[Directive A]:
Translate this sentence from the CUDA eigensolver post into Spanish: "As far as I know cusolverDnDsyevd rewrites the original matrix with the eigenvectors."
[Directive B]:
Pick up the forum post about the CUDA eigensolver right after its last sentence and carry it on for a few more sentences.

[Extract]:
Hi everybody,
I implemented a very simple eigensolver in CUDA C using the cusolver library and although it works like a charm it has an issue I have not been able to solve. After computing the eigenpairs via cusolverDnDsyevd with the option jobz = CUSOLVER_EIG_MODE_VECTOR, I copy the eigenvalue vector and eigenvector matrix from device to host by
cudaStat1 = cudaMemcpy(h_eigvals, d_eigvals, sizeof(double) * nRows, cudaMemcpyDeviceToHost);
cudaStat2 = cudaMemcpy(h_eigvecs, d_matrix, sizeof(double) * nRows * nCols, cudaMemcpyDeviceToHost);
cudaStat3 = cudaMemcpy(&info_gpu, devInfo, sizeof(int), cudaMemcpyDeviceToHost);
assert(cudaSuccess == cudaStat1);
assert(cudaSuccess == cudaStat2);
assert(cudaSuccess == cudaStat3);
where h_eigvals is the host eigenvalue vector, d_eigvals is the device eigenvalue vector, h_eigvecs is the host eigenvector matrix, and d_matrix is the device initial matrix, i.e., the matrix whose eigenpairs we are computing. As far as I know cusolverDnDsyevd rewrites the original matrix with the eigenvectors. The three assert confirm that the memory copy has been successfull. Nevertheless, when I compile and run the code I get a Segmentation fault (core dumped) error when trying to print the eigenvector matrix. I have not been able to debug this error.

[Given records]:
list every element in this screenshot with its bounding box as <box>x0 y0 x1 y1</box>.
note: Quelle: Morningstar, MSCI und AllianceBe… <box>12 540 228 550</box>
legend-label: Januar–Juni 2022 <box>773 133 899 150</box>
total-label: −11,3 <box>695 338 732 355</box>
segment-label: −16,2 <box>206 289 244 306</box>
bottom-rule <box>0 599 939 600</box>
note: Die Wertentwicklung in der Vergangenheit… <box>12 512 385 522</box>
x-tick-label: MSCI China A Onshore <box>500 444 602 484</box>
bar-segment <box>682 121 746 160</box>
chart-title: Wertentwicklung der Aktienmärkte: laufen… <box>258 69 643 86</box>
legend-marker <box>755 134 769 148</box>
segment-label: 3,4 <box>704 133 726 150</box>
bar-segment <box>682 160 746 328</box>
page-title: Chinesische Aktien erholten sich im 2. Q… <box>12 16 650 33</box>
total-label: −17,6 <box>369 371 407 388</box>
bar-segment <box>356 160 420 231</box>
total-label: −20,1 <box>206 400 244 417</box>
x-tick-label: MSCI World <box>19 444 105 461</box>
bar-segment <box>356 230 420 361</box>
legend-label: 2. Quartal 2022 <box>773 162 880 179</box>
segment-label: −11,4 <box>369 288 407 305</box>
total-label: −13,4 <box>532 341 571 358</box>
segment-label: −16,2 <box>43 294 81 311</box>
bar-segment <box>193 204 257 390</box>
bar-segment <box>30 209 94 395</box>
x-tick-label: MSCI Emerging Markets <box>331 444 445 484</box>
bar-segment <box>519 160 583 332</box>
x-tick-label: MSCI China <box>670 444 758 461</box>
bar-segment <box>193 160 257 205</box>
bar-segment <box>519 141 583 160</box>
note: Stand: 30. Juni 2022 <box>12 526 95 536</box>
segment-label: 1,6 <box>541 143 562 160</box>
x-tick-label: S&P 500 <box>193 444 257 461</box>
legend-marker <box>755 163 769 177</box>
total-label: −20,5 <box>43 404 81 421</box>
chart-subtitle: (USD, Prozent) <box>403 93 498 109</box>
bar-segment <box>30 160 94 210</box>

[Expected output A]:
Hasta donde sé, cusolverDnDsyevd sobrescribe la matriz original con los vectores propios.

[Expected output B]:
The previously mentioned arrays are initialized by
double **h_matrix;
h_matrix = (double **)malloc(nRows * sizeof(double *));
for (int i = 0; i < nRows; i++) {
h_matrix[i] = (double *)malloc(nCols * sizeof(double));
}
initialData(h_matrix, nRows, nCols);
double *h_eigvals = (double *)malloc(nRows * sizeof(double));
for (int i = 0; i < nRows; i++) {
h_eigvals[i] = 0;
}
double **h_eigvecs;
h_eigvecs = (double **)malloc(nRows * sizeof(double *));
for (int i = 0; i < nRows; i++) {
h_eigvecs[i] = (double *)malloc(nCols * sizeof(double));
}
for (int i = 0; i < nRows; i++) {
for (int j = 0; j < nCols; j++) {
h_eigvecs[i][j] = 0;
}
}
Thank you very much in advance.